◆ **Exercise description**: Pictures stay out; everything else in the records below is copied exactly.

◆ **Data provided**:
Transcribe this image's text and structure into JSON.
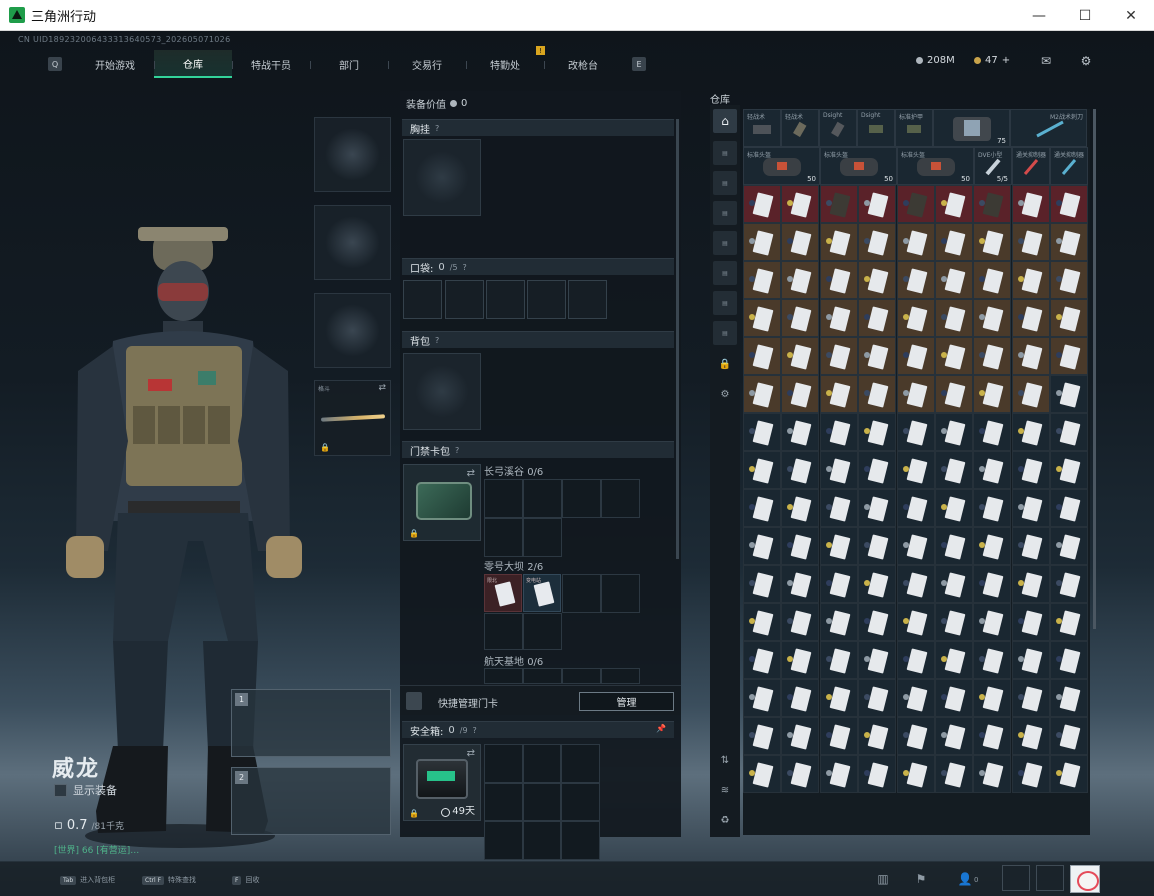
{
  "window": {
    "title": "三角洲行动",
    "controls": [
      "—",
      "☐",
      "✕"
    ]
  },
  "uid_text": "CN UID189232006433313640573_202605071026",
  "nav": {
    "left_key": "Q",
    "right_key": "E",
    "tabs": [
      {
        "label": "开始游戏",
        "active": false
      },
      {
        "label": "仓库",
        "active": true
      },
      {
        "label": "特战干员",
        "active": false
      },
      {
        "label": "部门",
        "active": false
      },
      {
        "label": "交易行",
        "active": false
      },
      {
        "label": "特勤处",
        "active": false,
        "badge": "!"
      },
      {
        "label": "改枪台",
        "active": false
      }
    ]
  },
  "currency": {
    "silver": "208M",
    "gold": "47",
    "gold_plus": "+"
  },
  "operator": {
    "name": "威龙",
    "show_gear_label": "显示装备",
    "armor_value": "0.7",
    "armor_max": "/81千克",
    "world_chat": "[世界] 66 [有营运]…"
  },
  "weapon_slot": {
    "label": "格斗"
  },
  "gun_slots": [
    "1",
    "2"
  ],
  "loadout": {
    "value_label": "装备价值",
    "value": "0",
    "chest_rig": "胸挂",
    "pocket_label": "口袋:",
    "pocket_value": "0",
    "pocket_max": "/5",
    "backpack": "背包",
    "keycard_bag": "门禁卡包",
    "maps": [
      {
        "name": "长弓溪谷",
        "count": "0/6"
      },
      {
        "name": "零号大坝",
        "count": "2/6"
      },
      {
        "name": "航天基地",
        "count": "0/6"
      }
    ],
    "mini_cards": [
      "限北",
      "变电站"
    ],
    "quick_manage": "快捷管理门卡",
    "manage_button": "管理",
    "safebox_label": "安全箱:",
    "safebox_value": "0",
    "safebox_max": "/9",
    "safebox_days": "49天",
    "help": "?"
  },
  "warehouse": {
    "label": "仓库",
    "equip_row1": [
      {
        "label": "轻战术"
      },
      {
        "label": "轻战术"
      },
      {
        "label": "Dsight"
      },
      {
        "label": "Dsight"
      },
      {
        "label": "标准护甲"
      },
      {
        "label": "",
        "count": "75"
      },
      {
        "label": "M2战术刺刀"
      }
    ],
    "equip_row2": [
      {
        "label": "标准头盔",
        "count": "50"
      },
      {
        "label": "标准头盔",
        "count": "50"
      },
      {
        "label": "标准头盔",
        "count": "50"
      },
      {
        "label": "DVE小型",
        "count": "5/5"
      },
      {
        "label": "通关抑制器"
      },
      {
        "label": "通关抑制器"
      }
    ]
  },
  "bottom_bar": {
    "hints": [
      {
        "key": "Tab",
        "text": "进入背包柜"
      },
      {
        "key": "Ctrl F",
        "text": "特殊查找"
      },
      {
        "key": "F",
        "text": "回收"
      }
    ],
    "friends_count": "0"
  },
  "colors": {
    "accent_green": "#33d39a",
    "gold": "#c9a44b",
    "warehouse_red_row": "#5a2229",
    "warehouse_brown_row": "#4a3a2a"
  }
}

◆ **Task output**:
Transcribe this image's text and structure into JSON.
{
  "window": {
    "title": "三角洲行动",
    "controls": [
      "—",
      "☐",
      "✕"
    ]
  },
  "uid_text": "CN UID189232006433313640573_202605071026",
  "nav": {
    "left_key": "Q",
    "right_key": "E",
    "tabs": [
      {
        "label": "开始游戏",
        "active": false
      },
      {
        "label": "仓库",
        "active": true
      },
      {
        "label": "特战干员",
        "active": false
      },
      {
        "label": "部门",
        "active": false
      },
      {
        "label": "交易行",
        "active": false
      },
      {
        "label": "特勤处",
        "active": false,
        "badge": "!"
      },
      {
        "label": "改枪台",
        "active": false
      }
    ]
  },
  "currency": {
    "silver": "208M",
    "gold": "47",
    "gold_plus": "+"
  },
  "operator": {
    "name": "威龙",
    "show_gear_label": "显示装备",
    "armor_value": "0.7",
    "armor_max": "/81千克",
    "world_chat": "[世界] 66 [有营运]…"
  },
  "weapon_slot": {
    "label": "格斗"
  },
  "gun_slots": [
    "1",
    "2"
  ],
  "loadout": {
    "value_label": "装备价值",
    "value": "0",
    "chest_rig": "胸挂",
    "pocket_label": "口袋:",
    "pocket_value": "0",
    "pocket_max": "/5",
    "backpack": "背包",
    "keycard_bag": "门禁卡包",
    "maps": [
      {
        "name": "长弓溪谷",
        "count": "0/6"
      },
      {
        "name": "零号大坝",
        "count": "2/6"
      },
      {
        "name": "航天基地",
        "count": "0/6"
      }
    ],
    "mini_cards": [
      "限北",
      "变电站"
    ],
    "quick_manage": "快捷管理门卡",
    "manage_button": "管理",
    "safebox_label": "安全箱:",
    "safebox_value": "0",
    "safebox_max": "/9",
    "safebox_days": "49天",
    "help": "?"
  },
  "warehouse": {
    "label": "仓库",
    "equip_row1": [
      {
        "label": "轻战术"
      },
      {
        "label": "轻战术"
      },
      {
        "label": "Dsight"
      },
      {
        "label": "Dsight"
      },
      {
        "label": "标准护甲"
      },
      {
        "label": "",
        "count": "75"
      },
      {
        "label": "M2战术刺刀"
      }
    ],
    "equip_row2": [
      {
        "label": "标准头盔",
        "count": "50"
      },
      {
        "label": "标准头盔",
        "count": "50"
      },
      {
        "label": "标准头盔",
        "count": "50"
      },
      {
        "label": "DVE小型",
        "count": "5/5"
      },
      {
        "label": "通关抑制器"
      },
      {
        "label": "通关抑制器"
      }
    ]
  },
  "bottom_bar": {
    "hints": [
      {
        "key": "Tab",
        "text": "进入背包柜"
      },
      {
        "key": "Ctrl F",
        "text": "特殊查找"
      },
      {
        "key": "F",
        "text": "回收"
      }
    ],
    "friends_count": "0"
  },
  "colors": {
    "accent_green": "#33d39a",
    "gold": "#c9a44b",
    "warehouse_red_row": "#5a2229",
    "warehouse_brown_row": "#4a3a2a"
  }
}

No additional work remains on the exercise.